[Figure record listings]
--*--
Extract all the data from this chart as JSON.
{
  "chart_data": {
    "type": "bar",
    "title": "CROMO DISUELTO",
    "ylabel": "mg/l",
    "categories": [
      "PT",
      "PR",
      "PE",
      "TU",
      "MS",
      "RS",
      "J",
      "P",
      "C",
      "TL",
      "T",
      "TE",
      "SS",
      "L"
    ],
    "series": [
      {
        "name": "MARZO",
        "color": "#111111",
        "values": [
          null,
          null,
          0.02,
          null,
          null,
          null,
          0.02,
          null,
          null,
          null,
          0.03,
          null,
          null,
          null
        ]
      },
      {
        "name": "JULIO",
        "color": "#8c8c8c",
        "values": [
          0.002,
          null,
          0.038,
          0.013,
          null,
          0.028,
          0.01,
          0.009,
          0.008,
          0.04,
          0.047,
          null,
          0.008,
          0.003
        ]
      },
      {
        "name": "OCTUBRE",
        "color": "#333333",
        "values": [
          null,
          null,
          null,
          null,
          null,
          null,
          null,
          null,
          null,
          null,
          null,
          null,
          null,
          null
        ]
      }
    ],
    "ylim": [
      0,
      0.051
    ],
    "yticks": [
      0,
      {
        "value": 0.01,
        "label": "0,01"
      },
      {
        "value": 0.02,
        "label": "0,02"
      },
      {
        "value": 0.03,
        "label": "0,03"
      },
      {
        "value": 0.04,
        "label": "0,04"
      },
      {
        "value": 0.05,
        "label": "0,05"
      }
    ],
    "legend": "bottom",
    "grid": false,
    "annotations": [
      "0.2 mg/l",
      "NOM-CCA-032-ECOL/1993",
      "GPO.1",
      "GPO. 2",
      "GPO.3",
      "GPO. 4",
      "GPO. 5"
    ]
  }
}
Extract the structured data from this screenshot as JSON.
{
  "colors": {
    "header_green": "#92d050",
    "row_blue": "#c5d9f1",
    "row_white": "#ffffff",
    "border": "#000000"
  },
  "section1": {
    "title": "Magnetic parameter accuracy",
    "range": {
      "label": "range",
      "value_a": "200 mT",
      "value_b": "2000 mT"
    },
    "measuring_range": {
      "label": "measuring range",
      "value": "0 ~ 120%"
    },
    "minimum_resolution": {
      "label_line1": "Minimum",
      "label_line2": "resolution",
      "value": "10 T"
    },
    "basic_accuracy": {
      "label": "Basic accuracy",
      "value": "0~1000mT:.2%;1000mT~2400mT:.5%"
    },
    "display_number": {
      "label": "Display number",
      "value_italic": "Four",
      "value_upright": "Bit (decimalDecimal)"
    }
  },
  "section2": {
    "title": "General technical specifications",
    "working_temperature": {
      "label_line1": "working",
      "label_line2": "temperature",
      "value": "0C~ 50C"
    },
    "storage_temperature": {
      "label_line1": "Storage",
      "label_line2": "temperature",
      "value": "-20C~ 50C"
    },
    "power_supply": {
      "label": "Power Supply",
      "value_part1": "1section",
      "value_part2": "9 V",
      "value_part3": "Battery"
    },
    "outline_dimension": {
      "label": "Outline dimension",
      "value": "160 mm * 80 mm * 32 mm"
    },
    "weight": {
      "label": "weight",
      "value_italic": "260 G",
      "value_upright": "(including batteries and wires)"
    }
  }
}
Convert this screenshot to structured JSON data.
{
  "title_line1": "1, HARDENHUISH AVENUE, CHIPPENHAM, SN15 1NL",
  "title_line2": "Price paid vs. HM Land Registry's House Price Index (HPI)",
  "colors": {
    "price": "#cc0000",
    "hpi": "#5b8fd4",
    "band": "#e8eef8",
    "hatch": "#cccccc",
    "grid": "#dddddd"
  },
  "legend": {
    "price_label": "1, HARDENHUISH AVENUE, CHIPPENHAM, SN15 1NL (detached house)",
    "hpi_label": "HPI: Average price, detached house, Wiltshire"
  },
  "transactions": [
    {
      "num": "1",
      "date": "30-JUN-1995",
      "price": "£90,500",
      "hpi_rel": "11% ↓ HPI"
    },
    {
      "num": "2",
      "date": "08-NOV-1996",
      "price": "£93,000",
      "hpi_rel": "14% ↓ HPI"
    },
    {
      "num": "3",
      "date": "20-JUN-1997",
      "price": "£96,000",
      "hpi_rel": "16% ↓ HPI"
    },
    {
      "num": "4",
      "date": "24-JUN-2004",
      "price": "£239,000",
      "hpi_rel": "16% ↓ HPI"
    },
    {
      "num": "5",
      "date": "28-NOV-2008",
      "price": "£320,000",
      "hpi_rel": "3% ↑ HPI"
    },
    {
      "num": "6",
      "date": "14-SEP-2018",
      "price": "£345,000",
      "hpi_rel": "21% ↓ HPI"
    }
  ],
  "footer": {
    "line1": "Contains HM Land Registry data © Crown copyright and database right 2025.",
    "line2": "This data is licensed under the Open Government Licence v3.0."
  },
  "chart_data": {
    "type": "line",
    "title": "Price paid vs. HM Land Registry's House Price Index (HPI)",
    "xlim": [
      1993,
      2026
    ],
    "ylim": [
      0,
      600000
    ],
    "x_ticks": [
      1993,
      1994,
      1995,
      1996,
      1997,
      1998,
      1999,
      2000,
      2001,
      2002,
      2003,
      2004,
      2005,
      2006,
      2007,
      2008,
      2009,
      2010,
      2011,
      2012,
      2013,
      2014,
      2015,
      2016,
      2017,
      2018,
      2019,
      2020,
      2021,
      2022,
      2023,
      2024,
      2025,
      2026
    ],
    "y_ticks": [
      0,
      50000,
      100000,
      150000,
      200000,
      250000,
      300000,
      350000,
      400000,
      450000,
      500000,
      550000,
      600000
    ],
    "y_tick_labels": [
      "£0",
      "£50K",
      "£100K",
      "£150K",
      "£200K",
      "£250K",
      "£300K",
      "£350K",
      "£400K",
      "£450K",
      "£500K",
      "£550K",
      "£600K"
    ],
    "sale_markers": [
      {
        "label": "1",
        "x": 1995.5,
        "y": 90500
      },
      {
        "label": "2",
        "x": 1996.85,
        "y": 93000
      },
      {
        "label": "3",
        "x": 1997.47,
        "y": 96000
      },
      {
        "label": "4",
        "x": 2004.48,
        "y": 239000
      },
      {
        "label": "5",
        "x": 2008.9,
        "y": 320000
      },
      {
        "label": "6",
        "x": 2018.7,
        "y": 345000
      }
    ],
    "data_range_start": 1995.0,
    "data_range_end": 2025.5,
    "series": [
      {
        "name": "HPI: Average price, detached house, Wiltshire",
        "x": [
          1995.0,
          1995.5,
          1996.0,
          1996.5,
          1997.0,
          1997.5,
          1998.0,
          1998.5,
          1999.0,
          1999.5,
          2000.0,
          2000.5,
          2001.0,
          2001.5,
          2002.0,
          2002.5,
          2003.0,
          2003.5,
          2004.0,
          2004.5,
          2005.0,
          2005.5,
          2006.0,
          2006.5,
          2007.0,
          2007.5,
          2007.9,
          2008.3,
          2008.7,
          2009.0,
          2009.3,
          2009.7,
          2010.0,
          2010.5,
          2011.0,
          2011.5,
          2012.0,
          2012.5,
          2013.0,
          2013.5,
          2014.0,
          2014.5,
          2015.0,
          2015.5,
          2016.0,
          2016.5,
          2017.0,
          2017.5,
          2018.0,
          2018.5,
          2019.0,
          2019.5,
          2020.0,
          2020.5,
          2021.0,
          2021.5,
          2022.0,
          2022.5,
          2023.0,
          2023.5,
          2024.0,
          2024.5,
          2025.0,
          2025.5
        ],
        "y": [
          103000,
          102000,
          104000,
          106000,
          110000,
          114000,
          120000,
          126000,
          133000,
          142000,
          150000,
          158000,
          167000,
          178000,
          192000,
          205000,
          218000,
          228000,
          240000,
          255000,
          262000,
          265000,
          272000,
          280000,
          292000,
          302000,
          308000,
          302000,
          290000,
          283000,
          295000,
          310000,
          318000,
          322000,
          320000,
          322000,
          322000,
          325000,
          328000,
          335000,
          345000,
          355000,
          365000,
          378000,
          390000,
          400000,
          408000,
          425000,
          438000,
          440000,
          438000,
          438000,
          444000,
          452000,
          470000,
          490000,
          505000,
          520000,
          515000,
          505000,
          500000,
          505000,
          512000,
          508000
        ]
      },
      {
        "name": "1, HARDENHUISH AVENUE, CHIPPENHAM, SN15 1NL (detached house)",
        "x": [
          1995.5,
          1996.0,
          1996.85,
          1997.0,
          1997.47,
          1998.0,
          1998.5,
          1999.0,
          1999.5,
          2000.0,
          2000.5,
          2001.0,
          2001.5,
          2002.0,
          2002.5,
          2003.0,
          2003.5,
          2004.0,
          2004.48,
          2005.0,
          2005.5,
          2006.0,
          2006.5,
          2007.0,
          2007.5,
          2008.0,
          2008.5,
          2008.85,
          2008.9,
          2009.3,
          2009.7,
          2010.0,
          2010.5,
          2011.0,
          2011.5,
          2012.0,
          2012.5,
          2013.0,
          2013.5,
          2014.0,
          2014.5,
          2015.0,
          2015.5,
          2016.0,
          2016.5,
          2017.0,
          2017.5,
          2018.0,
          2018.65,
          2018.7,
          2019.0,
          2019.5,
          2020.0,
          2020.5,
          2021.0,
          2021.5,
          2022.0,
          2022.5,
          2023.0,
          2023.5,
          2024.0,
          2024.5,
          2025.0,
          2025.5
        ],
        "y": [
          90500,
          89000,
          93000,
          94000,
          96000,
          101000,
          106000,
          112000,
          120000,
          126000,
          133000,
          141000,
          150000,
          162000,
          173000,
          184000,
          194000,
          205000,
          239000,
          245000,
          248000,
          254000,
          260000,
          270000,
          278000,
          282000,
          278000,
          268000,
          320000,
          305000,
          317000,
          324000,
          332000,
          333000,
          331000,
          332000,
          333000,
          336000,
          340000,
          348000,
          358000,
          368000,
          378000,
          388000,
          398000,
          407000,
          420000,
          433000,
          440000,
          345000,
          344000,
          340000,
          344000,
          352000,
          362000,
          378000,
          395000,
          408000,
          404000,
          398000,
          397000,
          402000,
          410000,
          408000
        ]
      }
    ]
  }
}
--*--
* [Exercise goal]: Copy in full each line that holds the word "Index".

* [Complete answer]:
  "title_line2": "Price paid vs. HM Land Registry's House Price Index (HPI)",
    "title": "Price paid vs. HM Land Registry's House Price Index (HPI)",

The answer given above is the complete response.